[Stored entries]
++++
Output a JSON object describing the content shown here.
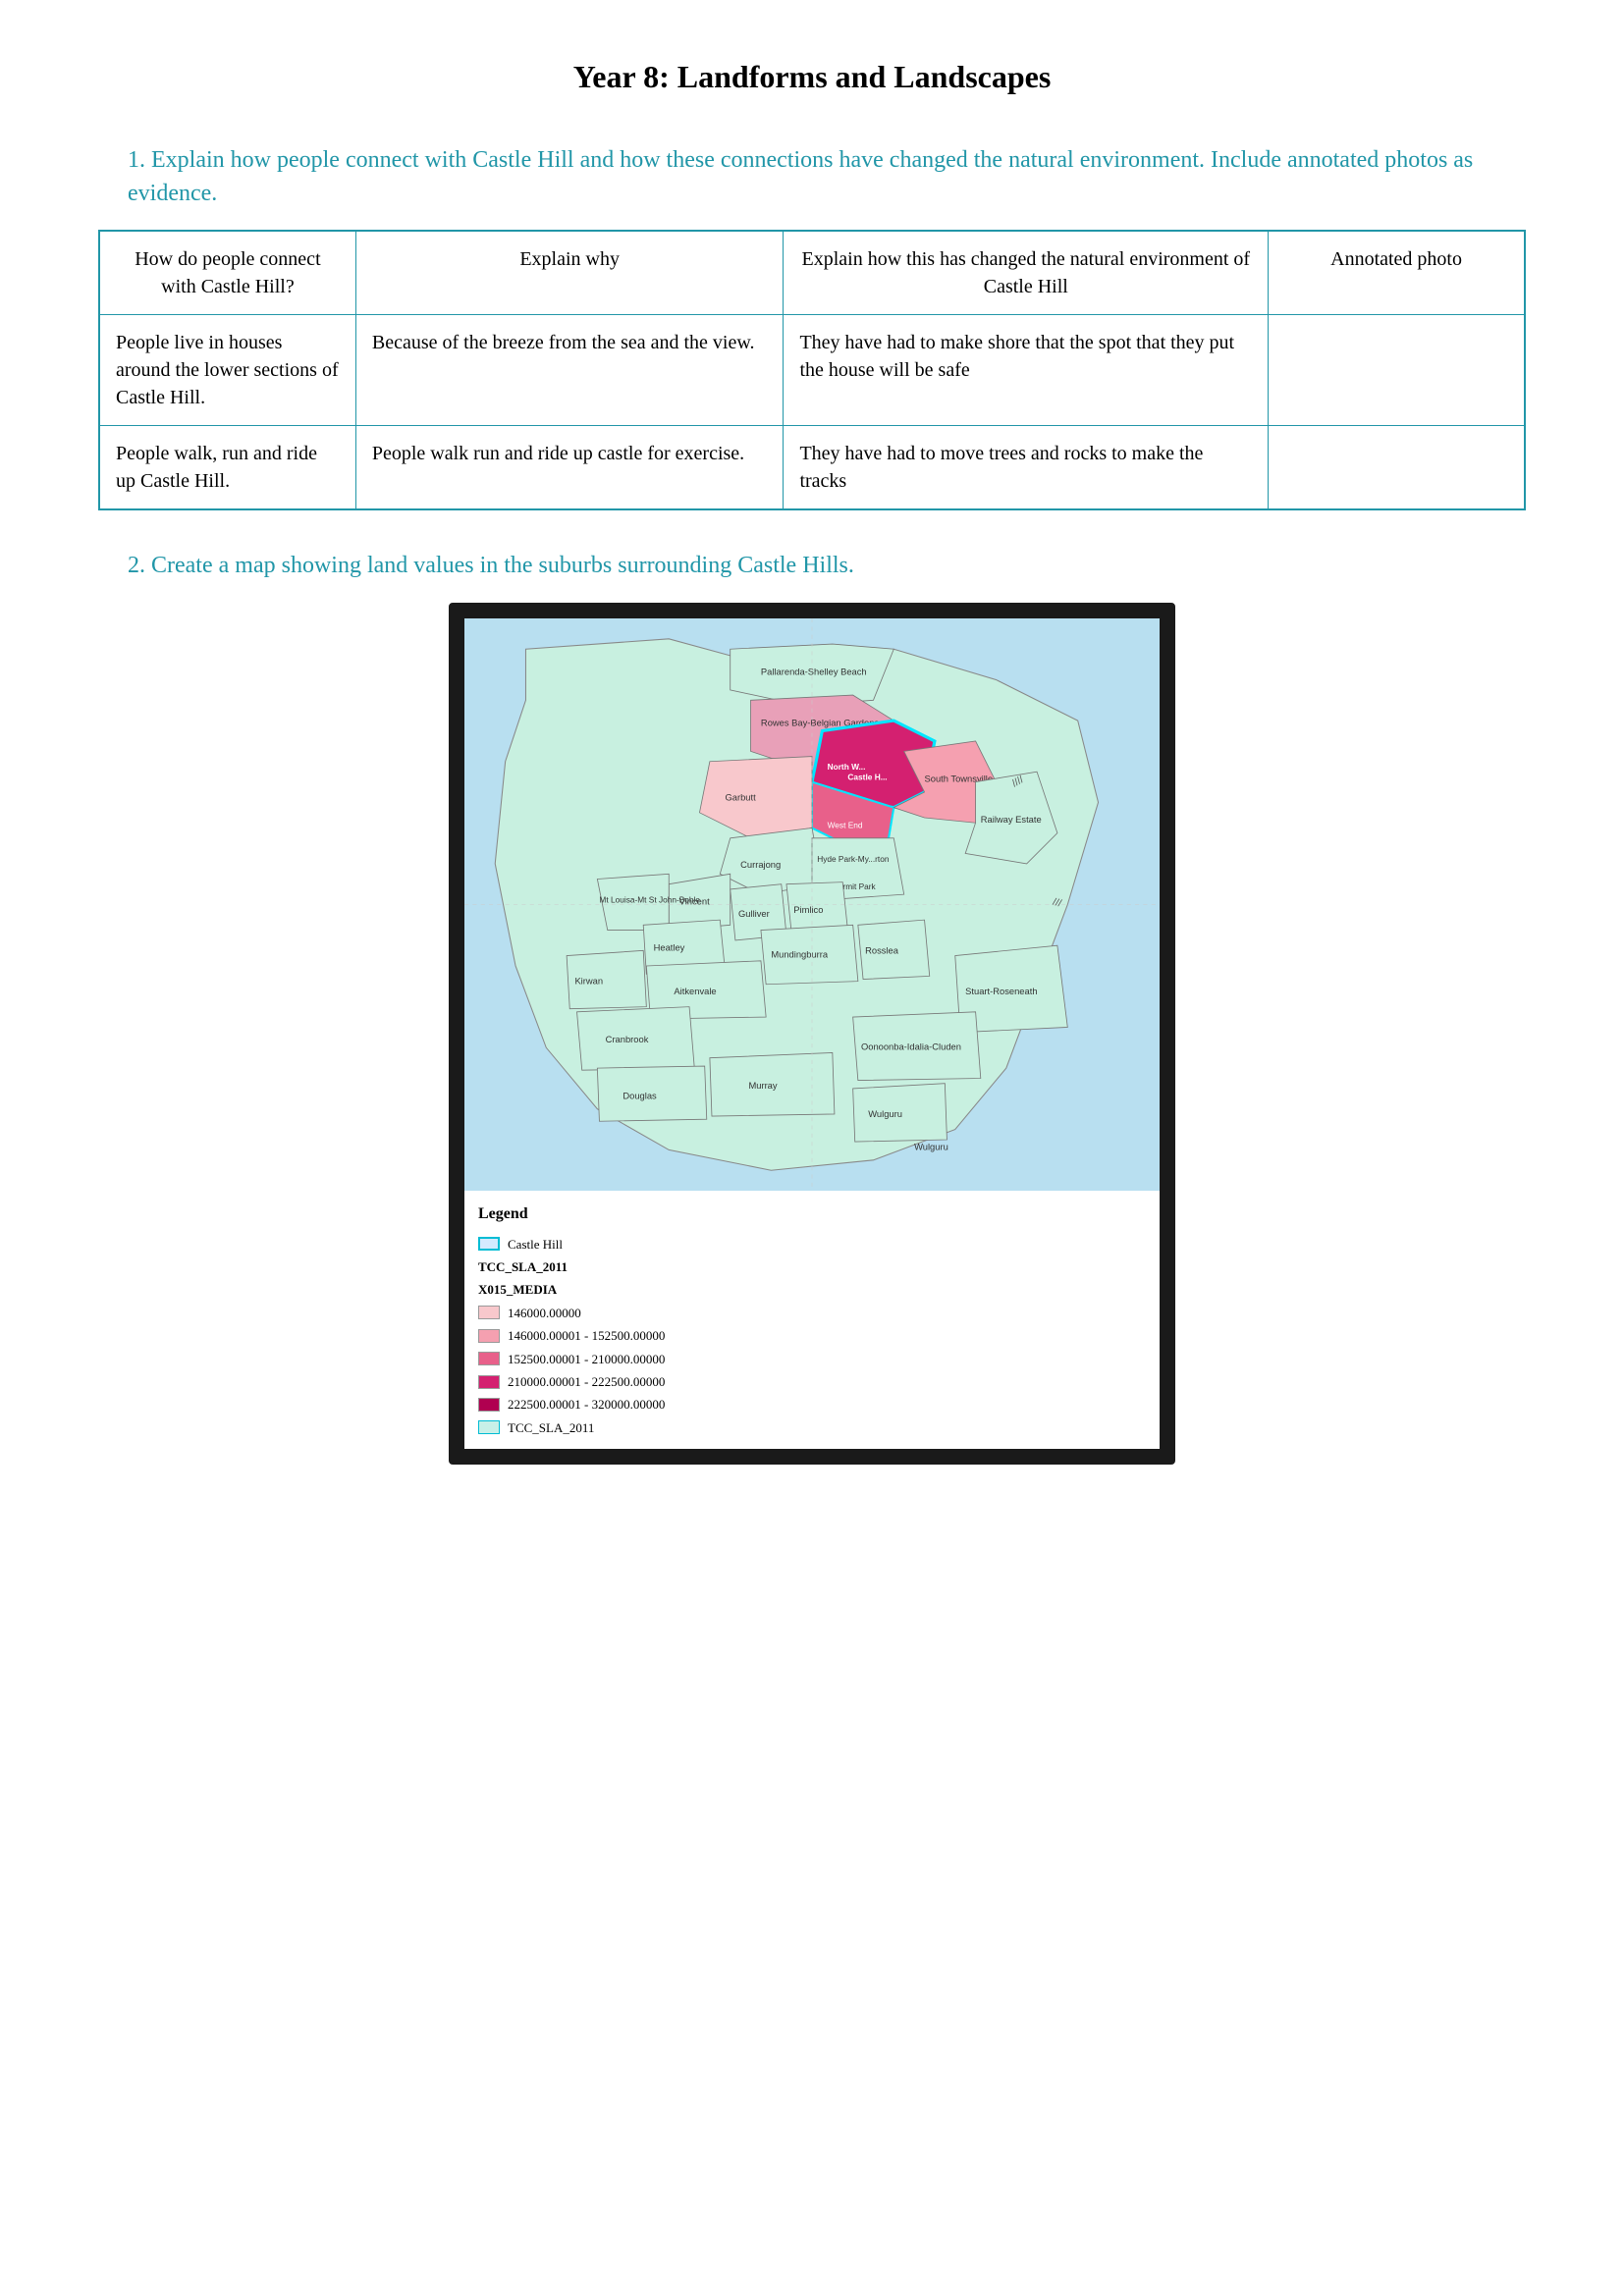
{
  "page": {
    "title": "Year 8: Landforms and Landscapes"
  },
  "question1": {
    "number": "1.",
    "text": "Explain how people connect with Castle Hill and how these connections have changed the natural environment. Include annotated photos as evidence."
  },
  "table": {
    "headers": [
      "How do people connect with Castle Hill?",
      "Explain why",
      "Explain how this has changed the natural environment of Castle Hill",
      "Annotated photo"
    ],
    "rows": [
      {
        "connect": "People live in houses around the lower sections of Castle Hill.",
        "why": "Because of the breeze from the sea and the view.",
        "changed": "They have had to make shore that the spot that they put the house will be safe",
        "photo": ""
      },
      {
        "connect": "People walk, run and ride up Castle Hill.",
        "why": "People walk run and ride up castle for exercise.",
        "changed": "They have had to move trees and rocks to make the tracks",
        "photo": ""
      }
    ]
  },
  "question2": {
    "number": "2.",
    "text": "Create a map showing land values in the suburbs surrounding Castle Hills."
  },
  "legend": {
    "title": "Legend",
    "castle_hill_label": "Castle Hill",
    "tcc_sla": "TCC_SLA_2011",
    "x015_media": "X015_MEDIA",
    "items": [
      {
        "color": "#f8c8cc",
        "label": "146000.00000"
      },
      {
        "color": "#f5a0b0",
        "label": "146000.00001 - 152500.00000"
      },
      {
        "color": "#e8608a",
        "label": "152500.00001 - 210000.00000"
      },
      {
        "color": "#d42070",
        "label": "210000.00001 - 222500.00000"
      },
      {
        "color": "#b00050",
        "label": "222500.00001 - 320000.00000"
      },
      {
        "color": "#c8f0e8",
        "label": "TCC_SLA_2011",
        "border": "#00bcd4"
      }
    ]
  }
}
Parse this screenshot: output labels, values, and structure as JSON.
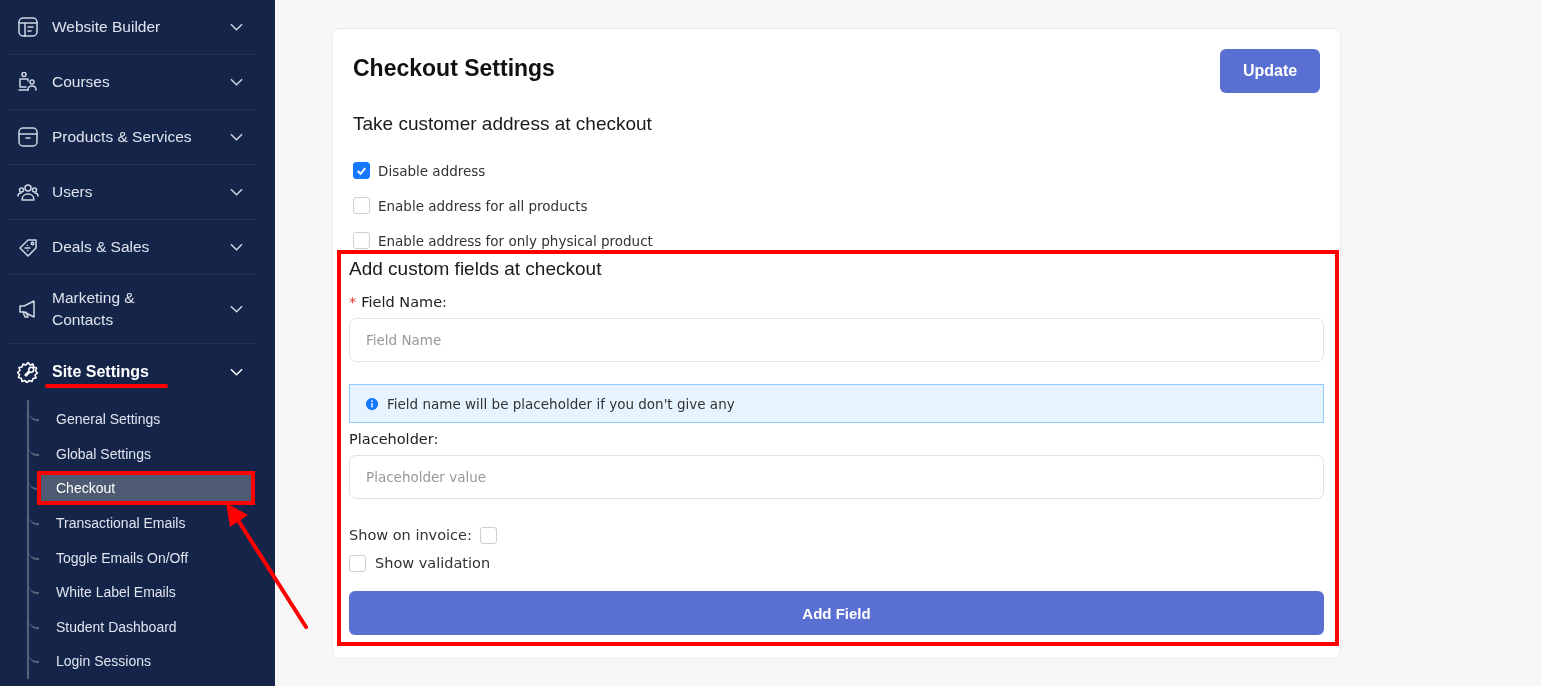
{
  "sidebar": {
    "items": [
      {
        "kind": "layout",
        "label": "Website Builder",
        "expanded": false,
        "selected": false
      },
      {
        "kind": "courses",
        "label": "Courses",
        "expanded": false,
        "selected": false
      },
      {
        "kind": "box",
        "label": "Products & Services",
        "expanded": false,
        "selected": false
      },
      {
        "kind": "users",
        "label": "Users",
        "expanded": false,
        "selected": false
      },
      {
        "kind": "tag",
        "label": "Deals & Sales",
        "expanded": false,
        "selected": false
      },
      {
        "kind": "megaphone",
        "label": "Marketing & Contacts",
        "expanded": false,
        "selected": false
      },
      {
        "kind": "gear",
        "label": "Site Settings",
        "expanded": true,
        "selected": true,
        "underlined": true,
        "children": [
          {
            "label": "General Settings",
            "selected": false,
            "highlighted": false
          },
          {
            "label": "Global Settings",
            "selected": false,
            "highlighted": false
          },
          {
            "label": "Checkout",
            "selected": true,
            "highlighted": true
          },
          {
            "label": "Transactional Emails",
            "selected": false,
            "highlighted": false
          },
          {
            "label": "Toggle Emails On/Off",
            "selected": false,
            "highlighted": false
          },
          {
            "label": "White Label Emails",
            "selected": false,
            "highlighted": false
          },
          {
            "label": "Student Dashboard",
            "selected": false,
            "highlighted": false
          },
          {
            "label": "Login Sessions",
            "selected": false,
            "highlighted": false
          }
        ]
      }
    ]
  },
  "page": {
    "title": "Checkout Settings",
    "update_button": "Update",
    "address": {
      "heading": "Take customer address at checkout",
      "options": [
        {
          "label": "Disable address",
          "checked": true
        },
        {
          "label": "Enable address for all products",
          "checked": false
        },
        {
          "label": "Enable address for only physical product",
          "checked": false
        }
      ]
    },
    "custom_fields": {
      "highlighted": true,
      "heading": "Add custom fields at checkout",
      "required_mark": "*",
      "field_name_label": "Field Name:",
      "field_name": {
        "placeholder": "Field Name"
      },
      "info": "Field name will be placeholder if you don't give any",
      "placeholder_label": "Placeholder:",
      "placeholder_field": {
        "placeholder": "Placeholder value"
      },
      "show_on_invoice": {
        "label": "Show on invoice:",
        "checked": false
      },
      "show_validation": {
        "label": "Show validation",
        "checked": false
      },
      "add_button": "Add Field"
    }
  }
}
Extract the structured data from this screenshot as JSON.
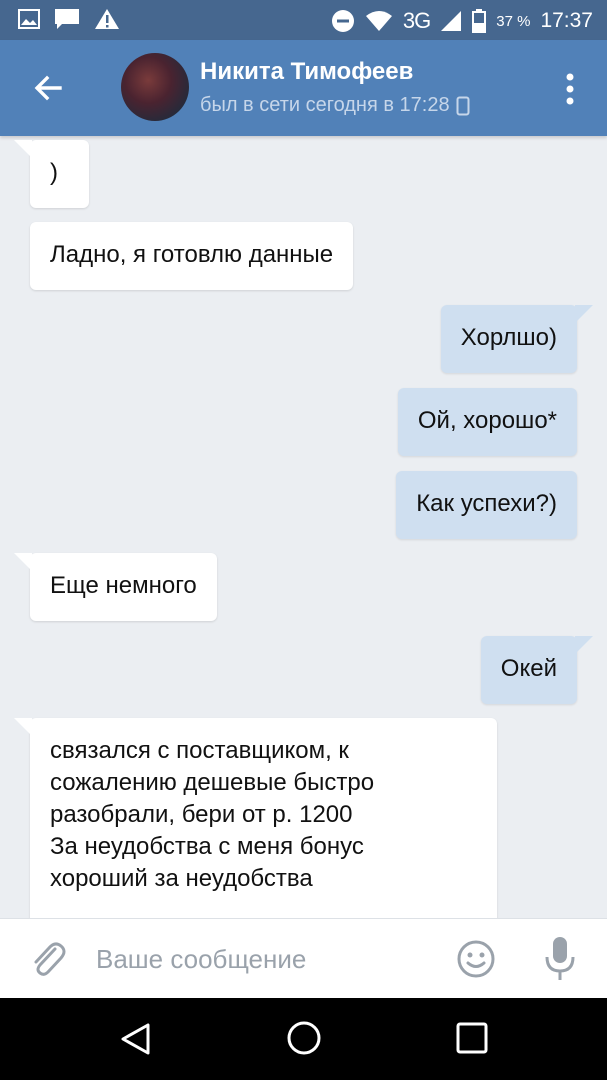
{
  "status_bar": {
    "network": "3G",
    "battery": "37 %",
    "time": "17:37",
    "icons": [
      "image-icon",
      "chat-icon",
      "warning-icon",
      "dnd-icon",
      "wifi-icon",
      "signal-icon",
      "battery-icon"
    ]
  },
  "header": {
    "contact_name": "Никита Тимофеев",
    "last_seen": "был в сети сегодня в 17:28",
    "icons": [
      "back-arrow-icon",
      "phone-icon",
      "more-vert-icon"
    ]
  },
  "messages": [
    {
      "direction": "incoming",
      "text": ")"
    },
    {
      "direction": "incoming",
      "text": "Ладно, я готовлю данные"
    },
    {
      "direction": "outgoing",
      "text": "Хорлшо)"
    },
    {
      "direction": "outgoing",
      "text": "Ой, хорошо*"
    },
    {
      "direction": "outgoing",
      "text": "Как успехи?)"
    },
    {
      "direction": "incoming",
      "text": "Еще немного"
    },
    {
      "direction": "outgoing",
      "text": "Окей"
    },
    {
      "direction": "incoming",
      "lines": [
        "связался с поставщиком, к",
        "сожалению дешевые быстро",
        "разобрали, бери от р. 1200",
        "За неудобства с меня бонус",
        "хороший за неудобства"
      ]
    }
  ],
  "composer": {
    "placeholder": "Ваше сообщение",
    "icons": [
      "paperclip-icon",
      "emoji-icon",
      "mic-icon"
    ]
  },
  "nav_bar": {
    "icons": [
      "nav-back-icon",
      "nav-home-icon",
      "nav-recent-icon"
    ]
  },
  "colors": {
    "header": "#5181b8",
    "status_bar": "#46678f",
    "background": "#ebeef2",
    "outgoing_bubble": "#cfdff0",
    "incoming_bubble": "#ffffff"
  }
}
++++
Skip the pictures and print each record exactly as it stands.

Output a JSON object describing the content shown here.
{
  "page": {
    "title": "Year 8: Landforms and Landscapes"
  },
  "question1": {
    "number": "1.",
    "text": "Explain how people connect with Castle Hill and how these connections have changed the natural environment. Include annotated photos as evidence."
  },
  "table": {
    "headers": [
      "How do people connect with Castle Hill?",
      "Explain why",
      "Explain how this has changed the natural environment of Castle Hill",
      "Annotated photo"
    ],
    "rows": [
      {
        "connect": "People live in houses around the lower sections of Castle Hill.",
        "why": "Because of the breeze from the sea and the view.",
        "changed": "They have had to make shore that the spot that they put the house will be safe",
        "photo": ""
      },
      {
        "connect": "People walk, run and ride up Castle Hill.",
        "why": "People walk run and ride up castle for exercise.",
        "changed": "They have had to move trees and rocks to make the tracks",
        "photo": ""
      }
    ]
  },
  "question2": {
    "number": "2.",
    "text": "Create a map showing land values in the suburbs surrounding Castle Hills."
  },
  "legend": {
    "title": "Legend",
    "castle_hill_label": "Castle Hill",
    "tcc_sla": "TCC_SLA_2011",
    "x015_media": "X015_MEDIA",
    "items": [
      {
        "color": "#f8c8cc",
        "label": "146000.00000"
      },
      {
        "color": "#f5a0b0",
        "label": "146000.00001 - 152500.00000"
      },
      {
        "color": "#e8608a",
        "label": "152500.00001 - 210000.00000"
      },
      {
        "color": "#d42070",
        "label": "210000.00001 - 222500.00000"
      },
      {
        "color": "#b00050",
        "label": "222500.00001 - 320000.00000"
      },
      {
        "color": "#c8f0e8",
        "label": "TCC_SLA_2011",
        "border": "#00bcd4"
      }
    ]
  }
}
Parse this screenshot: output labels, values, and structure as JSON.
{
  "sidebar": {
    "items": [
      {
        "kind": "layout",
        "label": "Website Builder",
        "expanded": false,
        "selected": false
      },
      {
        "kind": "courses",
        "label": "Courses",
        "expanded": false,
        "selected": false
      },
      {
        "kind": "box",
        "label": "Products & Services",
        "expanded": false,
        "selected": false
      },
      {
        "kind": "users",
        "label": "Users",
        "expanded": false,
        "selected": false
      },
      {
        "kind": "tag",
        "label": "Deals & Sales",
        "expanded": false,
        "selected": false
      },
      {
        "kind": "megaphone",
        "label": "Marketing & Contacts",
        "expanded": false,
        "selected": false
      },
      {
        "kind": "gear",
        "label": "Site Settings",
        "expanded": true,
        "selected": true,
        "underlined": true,
        "children": [
          {
            "label": "General Settings",
            "selected": false,
            "highlighted": false
          },
          {
            "label": "Global Settings",
            "selected": false,
            "highlighted": false
          },
          {
            "label": "Checkout",
            "selected": true,
            "highlighted": true
          },
          {
            "label": "Transactional Emails",
            "selected": false,
            "highlighted": false
          },
          {
            "label": "Toggle Emails On/Off",
            "selected": false,
            "highlighted": false
          },
          {
            "label": "White Label Emails",
            "selected": false,
            "highlighted": false
          },
          {
            "label": "Student Dashboard",
            "selected": false,
            "highlighted": false
          },
          {
            "label": "Login Sessions",
            "selected": false,
            "highlighted": false
          }
        ]
      }
    ]
  },
  "page": {
    "title": "Checkout Settings",
    "update_button": "Update",
    "address": {
      "heading": "Take customer address at checkout",
      "options": [
        {
          "label": "Disable address",
          "checked": true
        },
        {
          "label": "Enable address for all products",
          "checked": false
        },
        {
          "label": "Enable address for only physical product",
          "checked": false
        }
      ]
    },
    "custom_fields": {
      "highlighted": true,
      "heading": "Add custom fields at checkout",
      "required_mark": "*",
      "field_name_label": "Field Name:",
      "field_name": {
        "placeholder": "Field Name"
      },
      "info": "Field name will be placeholder if you don't give any",
      "placeholder_label": "Placeholder:",
      "placeholder_field": {
        "placeholder": "Placeholder value"
      },
      "show_on_invoice": {
        "label": "Show on invoice:",
        "checked": false
      },
      "show_validation": {
        "label": "Show validation",
        "checked": false
      },
      "add_button": "Add Field"
    }
  }
}
Extract the structured data from this screenshot as JSON.
{
  "status_bar": {
    "network": "3G",
    "battery": "37 %",
    "time": "17:37",
    "icons": [
      "image-icon",
      "chat-icon",
      "warning-icon",
      "dnd-icon",
      "wifi-icon",
      "signal-icon",
      "battery-icon"
    ]
  },
  "header": {
    "contact_name": "Никита Тимофеев",
    "last_seen": "был в сети сегодня в 17:28",
    "icons": [
      "back-arrow-icon",
      "phone-icon",
      "more-vert-icon"
    ]
  },
  "messages": [
    {
      "direction": "incoming",
      "text": ")"
    },
    {
      "direction": "incoming",
      "text": "Ладно, я готовлю данные"
    },
    {
      "direction": "outgoing",
      "text": "Хорлшо)"
    },
    {
      "direction": "outgoing",
      "text": "Ой, хорошо*"
    },
    {
      "direction": "outgoing",
      "text": "Как успехи?)"
    },
    {
      "direction": "incoming",
      "text": "Еще немного"
    },
    {
      "direction": "outgoing",
      "text": "Окей"
    },
    {
      "direction": "incoming",
      "lines": [
        "связался с поставщиком, к",
        "сожалению дешевые быстро",
        "разобрали, бери от р. 1200",
        "За неудобства с меня бонус",
        "хороший за неудобства"
      ]
    }
  ],
  "composer": {
    "placeholder": "Ваше сообщение",
    "icons": [
      "paperclip-icon",
      "emoji-icon",
      "mic-icon"
    ]
  },
  "nav_bar": {
    "icons": [
      "nav-back-icon",
      "nav-home-icon",
      "nav-recent-icon"
    ]
  },
  "colors": {
    "header": "#5181b8",
    "status_bar": "#46678f",
    "background": "#ebeef2",
    "outgoing_bubble": "#cfdff0",
    "incoming_bubble": "#ffffff"
  }
}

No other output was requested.